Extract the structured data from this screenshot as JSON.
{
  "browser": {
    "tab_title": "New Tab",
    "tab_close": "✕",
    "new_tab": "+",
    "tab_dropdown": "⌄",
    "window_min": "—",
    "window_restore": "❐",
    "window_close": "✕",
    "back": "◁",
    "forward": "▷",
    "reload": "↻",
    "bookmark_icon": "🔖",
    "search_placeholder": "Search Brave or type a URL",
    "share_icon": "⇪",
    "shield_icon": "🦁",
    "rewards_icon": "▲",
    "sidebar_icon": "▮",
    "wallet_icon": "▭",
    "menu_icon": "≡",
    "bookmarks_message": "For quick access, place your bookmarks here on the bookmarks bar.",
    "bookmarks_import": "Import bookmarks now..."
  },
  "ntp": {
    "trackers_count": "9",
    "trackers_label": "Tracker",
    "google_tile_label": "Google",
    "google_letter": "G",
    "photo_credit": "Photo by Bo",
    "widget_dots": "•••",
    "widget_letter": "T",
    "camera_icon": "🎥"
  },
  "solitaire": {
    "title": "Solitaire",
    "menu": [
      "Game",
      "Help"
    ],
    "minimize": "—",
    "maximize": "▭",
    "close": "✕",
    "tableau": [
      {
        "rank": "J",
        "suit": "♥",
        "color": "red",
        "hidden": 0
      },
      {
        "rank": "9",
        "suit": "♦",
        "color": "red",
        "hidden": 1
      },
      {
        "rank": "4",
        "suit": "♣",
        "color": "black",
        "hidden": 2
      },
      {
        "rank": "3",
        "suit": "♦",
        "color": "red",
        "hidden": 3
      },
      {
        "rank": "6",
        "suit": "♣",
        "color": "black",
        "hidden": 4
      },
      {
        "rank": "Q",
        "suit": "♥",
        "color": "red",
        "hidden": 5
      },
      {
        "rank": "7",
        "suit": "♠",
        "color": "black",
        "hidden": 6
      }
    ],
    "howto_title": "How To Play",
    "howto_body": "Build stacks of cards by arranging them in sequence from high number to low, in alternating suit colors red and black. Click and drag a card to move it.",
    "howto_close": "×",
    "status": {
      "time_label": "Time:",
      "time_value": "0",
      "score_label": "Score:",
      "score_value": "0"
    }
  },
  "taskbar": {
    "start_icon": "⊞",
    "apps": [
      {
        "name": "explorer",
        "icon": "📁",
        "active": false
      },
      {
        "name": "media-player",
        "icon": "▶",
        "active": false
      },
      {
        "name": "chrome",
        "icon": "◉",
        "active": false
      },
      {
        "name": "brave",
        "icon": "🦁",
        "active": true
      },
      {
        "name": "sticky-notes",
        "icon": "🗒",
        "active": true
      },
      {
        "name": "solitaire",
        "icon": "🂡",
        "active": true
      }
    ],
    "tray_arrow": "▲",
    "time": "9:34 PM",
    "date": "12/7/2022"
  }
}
...
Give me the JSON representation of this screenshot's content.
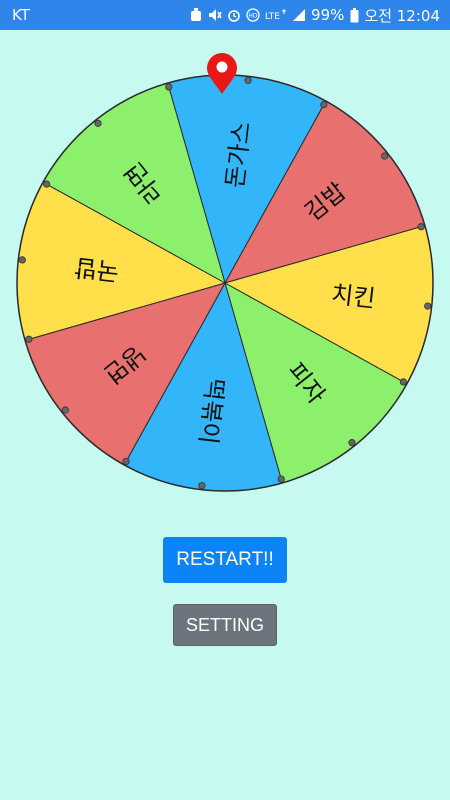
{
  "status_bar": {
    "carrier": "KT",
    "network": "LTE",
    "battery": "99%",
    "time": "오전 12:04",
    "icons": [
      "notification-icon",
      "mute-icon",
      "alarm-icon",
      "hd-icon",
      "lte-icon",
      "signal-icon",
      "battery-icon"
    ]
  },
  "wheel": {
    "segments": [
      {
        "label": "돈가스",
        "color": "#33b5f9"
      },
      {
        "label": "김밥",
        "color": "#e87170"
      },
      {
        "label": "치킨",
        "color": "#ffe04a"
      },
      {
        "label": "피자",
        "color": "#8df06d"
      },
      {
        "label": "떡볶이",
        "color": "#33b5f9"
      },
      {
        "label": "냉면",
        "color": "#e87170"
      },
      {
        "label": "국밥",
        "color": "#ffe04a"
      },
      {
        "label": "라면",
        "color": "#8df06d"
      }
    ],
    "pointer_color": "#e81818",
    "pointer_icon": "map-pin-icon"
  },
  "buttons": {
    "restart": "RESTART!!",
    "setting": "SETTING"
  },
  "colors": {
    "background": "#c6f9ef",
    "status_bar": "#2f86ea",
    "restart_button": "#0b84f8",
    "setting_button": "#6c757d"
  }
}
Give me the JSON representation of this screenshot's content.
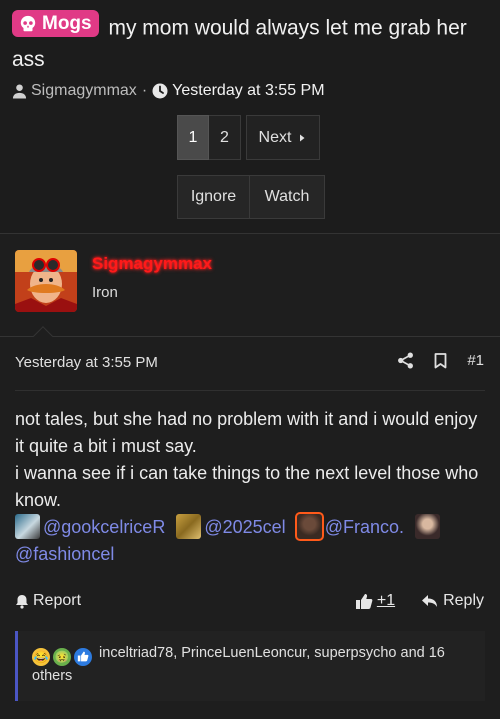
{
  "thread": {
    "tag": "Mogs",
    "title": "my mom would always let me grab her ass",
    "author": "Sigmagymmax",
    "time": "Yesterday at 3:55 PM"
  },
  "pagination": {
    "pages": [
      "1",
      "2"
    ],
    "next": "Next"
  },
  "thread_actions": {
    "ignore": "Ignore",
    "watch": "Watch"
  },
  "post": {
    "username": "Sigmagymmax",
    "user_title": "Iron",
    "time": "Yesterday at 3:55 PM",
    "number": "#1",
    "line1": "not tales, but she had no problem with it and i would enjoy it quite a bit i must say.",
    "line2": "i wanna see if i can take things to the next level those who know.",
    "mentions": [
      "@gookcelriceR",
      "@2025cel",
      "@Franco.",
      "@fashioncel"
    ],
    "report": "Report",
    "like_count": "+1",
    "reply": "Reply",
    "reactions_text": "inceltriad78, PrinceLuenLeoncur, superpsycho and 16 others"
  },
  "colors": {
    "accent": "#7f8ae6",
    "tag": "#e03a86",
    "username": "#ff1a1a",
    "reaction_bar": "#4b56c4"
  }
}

DO THIS >> Scan the material above. Extract every line in which the word "username" occurs.

FULL ANSWER >>
    "username": "Sigmagymmax",
    "username": "#ff1a1a",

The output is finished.